• EXERCISE: Copy the passage of the Alex Gallacher text below that begins with "Alexander McEachian Gallacher (1" and stops after "before entering parliament.", swapping "politician" for "legislator".
━━━━━ SUPPLIED TEXT ━━━━━
Senator for South Australia
- In office 1 July 2011 – 29 August 2021
- Succeeded by: Karen Grogan

Personal details
- Born: Alexander McEachian Gallacher 1 January 1954 New Cumnock, Scotland, United Kingdom
- Died: 29 August 2021 (aged 67) Australia
- Citizenship: Australian (1980–2021) British (1954–2010)
- Party: Labor
- Occupation: Trade union official

= Alex Gallacher =

Australian politician (1954–2021)

Alexander McEachian Gallacher (1 January 1954 – 29 August 2021) was an Australian politician who was a Senator for South Australia from 2011 until his death in 2021. He was a member of the Australian Labor Party (ALP) and was a senior official in the Transport Workers Union of Australia (TWU) before entering parliament.

==Early life==
Gallacher was born on 1 January 1954 in New Cumnock, Scotland. He arrived in Australia with his family in 1966 and became an Australian citizen in 1980. He renounced his British citizenship prior to his election to parliament in 2010, as required by section 44 of the constitution. After leaving school, he worked as a labourer and truck driver for a number of years. He was then employed as a ramp services operator with Trans Australia Airlines (TAA) from 1976 to 1988.

==Labour movement==
Before entering parliament, Gallacher had a long involvement with the Transport Workers Union of Australia (TWU). Within the union's South Australia/Northern Territory (SA/NT) branch, he held the positions of industrial officer (1988–1992), organiser (1992–1996), and state secretary (1996–2010). He additionally served as federal vice-president (2005–2007) and president (2007–2010).

==Politics==
Gallacher joined the Australian Labor Party (ALP) in 1988 and served as a delegate to state council and the ALP National Conference. He aligned with the Labor Right faction. Prior to the 2010 federal election, he won ALP preselection for the Senate in first position on the party's ticket in South Australia. He defeated two incumbent senators, Anne McEwen and Dana Wortley, for the place at the top of the ticket.

Gallacher was elected in 2010 to an initial term beginning on 1 July 2011. He was re-elected at the 2016 and 2019 federal elections. In his maiden speech, Gallacher listed transport, road safety and superannuation as three priority interests. He also stated his concerns over the impact of the carbon tax on road transport and call for self-employed drivers to be compensated for any negative impacts. He later warned against the ALP becoming "captive to a new Green agenda".

Gallacher served on a number of standing and select committees during his time in the Senate.

==Personal life==
Gallacher was diagnosed with lung cancer in January 2020 and took a leave of absence from the Senate to undergo treatment. He self-isolated during the COVID-19 pandemic. He died on 29 August 2021, aged 67.
━━━━━ GIVEN INFORMATION ━━━━━
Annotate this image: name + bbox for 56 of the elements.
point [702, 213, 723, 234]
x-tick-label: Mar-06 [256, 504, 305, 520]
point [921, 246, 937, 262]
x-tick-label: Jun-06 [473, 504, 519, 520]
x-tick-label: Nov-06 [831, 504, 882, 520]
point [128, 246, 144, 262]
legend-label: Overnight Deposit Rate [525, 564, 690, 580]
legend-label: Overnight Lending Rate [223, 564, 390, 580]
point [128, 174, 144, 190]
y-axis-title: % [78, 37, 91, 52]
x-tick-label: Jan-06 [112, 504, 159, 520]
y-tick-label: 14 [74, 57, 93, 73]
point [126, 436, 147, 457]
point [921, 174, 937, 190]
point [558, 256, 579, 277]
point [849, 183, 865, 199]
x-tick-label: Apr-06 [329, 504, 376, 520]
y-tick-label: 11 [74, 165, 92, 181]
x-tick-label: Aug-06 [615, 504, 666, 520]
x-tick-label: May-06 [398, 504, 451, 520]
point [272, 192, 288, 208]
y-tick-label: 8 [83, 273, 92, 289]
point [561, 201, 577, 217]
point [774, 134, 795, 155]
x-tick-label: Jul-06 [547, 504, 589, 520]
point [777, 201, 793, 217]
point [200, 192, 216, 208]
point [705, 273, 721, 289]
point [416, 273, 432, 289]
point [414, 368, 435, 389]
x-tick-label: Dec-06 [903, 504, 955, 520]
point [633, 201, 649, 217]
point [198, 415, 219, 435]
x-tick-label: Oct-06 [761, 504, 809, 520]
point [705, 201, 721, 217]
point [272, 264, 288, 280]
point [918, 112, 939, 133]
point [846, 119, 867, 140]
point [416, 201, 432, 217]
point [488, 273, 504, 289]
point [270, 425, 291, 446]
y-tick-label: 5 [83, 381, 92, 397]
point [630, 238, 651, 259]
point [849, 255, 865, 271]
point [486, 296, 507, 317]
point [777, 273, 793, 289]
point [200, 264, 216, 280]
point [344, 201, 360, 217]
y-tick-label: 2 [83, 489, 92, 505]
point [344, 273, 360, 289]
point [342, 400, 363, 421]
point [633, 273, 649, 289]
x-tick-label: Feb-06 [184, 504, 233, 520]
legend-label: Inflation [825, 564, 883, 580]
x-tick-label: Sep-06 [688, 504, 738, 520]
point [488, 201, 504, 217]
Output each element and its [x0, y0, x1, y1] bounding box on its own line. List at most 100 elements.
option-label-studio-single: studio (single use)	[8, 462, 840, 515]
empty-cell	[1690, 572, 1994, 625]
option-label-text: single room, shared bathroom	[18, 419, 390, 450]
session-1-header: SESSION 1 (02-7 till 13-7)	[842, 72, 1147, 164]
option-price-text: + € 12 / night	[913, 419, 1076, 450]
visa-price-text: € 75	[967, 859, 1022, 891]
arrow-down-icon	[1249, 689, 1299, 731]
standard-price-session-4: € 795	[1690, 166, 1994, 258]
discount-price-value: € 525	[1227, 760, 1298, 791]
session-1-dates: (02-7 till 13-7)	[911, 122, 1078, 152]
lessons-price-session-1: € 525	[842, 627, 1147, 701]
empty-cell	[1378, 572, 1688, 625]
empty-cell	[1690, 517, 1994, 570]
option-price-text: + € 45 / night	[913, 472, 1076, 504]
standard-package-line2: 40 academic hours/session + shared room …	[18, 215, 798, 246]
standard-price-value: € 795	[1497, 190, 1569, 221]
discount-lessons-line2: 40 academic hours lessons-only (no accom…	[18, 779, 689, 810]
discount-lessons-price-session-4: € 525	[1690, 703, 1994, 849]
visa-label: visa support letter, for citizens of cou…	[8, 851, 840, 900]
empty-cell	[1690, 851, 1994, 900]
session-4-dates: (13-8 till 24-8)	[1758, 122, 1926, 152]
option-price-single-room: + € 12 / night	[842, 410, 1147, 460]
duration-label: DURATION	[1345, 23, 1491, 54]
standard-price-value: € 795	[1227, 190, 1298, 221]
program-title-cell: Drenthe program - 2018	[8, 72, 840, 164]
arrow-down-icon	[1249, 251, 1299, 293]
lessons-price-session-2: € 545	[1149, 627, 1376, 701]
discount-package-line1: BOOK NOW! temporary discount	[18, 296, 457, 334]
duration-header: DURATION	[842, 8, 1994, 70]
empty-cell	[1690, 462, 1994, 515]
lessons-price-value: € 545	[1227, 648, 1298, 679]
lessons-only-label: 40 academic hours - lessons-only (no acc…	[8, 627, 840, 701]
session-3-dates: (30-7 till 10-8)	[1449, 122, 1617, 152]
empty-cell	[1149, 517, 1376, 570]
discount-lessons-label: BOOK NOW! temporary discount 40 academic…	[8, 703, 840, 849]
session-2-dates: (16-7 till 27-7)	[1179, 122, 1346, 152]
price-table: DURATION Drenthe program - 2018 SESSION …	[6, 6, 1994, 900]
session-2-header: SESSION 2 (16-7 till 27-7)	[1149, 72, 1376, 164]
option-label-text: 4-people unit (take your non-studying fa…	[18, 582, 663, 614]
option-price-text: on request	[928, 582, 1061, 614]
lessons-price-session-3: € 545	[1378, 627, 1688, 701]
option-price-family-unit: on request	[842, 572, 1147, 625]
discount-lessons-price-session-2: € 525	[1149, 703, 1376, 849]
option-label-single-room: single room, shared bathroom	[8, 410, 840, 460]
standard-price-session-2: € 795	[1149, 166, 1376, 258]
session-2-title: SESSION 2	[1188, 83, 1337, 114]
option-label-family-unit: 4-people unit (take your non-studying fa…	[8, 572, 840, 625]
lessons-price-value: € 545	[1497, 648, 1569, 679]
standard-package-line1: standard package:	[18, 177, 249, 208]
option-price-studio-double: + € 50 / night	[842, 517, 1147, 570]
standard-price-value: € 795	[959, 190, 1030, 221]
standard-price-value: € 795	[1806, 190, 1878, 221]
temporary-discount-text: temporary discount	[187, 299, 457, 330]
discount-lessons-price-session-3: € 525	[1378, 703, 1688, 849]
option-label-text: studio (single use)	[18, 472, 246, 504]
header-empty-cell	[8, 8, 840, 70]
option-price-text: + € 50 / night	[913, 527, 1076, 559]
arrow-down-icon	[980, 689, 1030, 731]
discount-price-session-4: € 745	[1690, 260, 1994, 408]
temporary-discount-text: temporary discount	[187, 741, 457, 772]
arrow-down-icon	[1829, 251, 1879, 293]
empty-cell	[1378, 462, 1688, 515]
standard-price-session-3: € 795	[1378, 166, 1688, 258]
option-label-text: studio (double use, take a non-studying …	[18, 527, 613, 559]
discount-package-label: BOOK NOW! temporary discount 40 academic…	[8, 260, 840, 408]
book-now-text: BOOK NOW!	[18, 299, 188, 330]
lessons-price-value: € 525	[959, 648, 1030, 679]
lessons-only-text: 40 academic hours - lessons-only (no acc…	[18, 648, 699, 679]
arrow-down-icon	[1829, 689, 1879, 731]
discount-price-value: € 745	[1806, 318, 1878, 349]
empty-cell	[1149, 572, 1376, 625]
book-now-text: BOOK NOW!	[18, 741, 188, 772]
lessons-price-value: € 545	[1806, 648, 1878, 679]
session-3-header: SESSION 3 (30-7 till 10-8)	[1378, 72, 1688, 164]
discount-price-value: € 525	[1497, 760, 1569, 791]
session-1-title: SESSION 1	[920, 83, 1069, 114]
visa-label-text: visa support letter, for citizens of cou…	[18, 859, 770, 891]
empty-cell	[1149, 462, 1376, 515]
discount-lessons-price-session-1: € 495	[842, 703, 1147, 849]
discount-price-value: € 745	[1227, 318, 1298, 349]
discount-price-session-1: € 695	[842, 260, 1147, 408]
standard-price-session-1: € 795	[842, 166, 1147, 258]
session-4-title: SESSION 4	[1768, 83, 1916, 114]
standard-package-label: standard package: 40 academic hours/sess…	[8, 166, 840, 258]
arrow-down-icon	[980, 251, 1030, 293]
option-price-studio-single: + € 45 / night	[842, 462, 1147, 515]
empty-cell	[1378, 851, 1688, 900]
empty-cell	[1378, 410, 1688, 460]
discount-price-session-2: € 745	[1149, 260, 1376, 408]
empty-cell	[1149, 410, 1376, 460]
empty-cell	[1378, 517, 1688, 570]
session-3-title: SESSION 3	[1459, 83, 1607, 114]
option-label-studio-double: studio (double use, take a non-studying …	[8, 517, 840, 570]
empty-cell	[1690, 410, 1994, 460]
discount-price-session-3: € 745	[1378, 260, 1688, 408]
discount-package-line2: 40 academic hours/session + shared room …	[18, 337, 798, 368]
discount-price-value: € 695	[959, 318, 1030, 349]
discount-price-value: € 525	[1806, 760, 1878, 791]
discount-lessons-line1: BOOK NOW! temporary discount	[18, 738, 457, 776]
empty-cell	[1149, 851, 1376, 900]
━━━━━
• SOLUTION TO THIS TASK:
Alexander McEachian Gallacher (1 January 1954 – 29 August 2021) was an Australian legislator who was a Senator for South Australia from 2011 until his death in 2021. He was a member of the Australian Labor Party (ALP) and was a senior official in the Transport Workers Union of Australia (TWU) before entering parliament.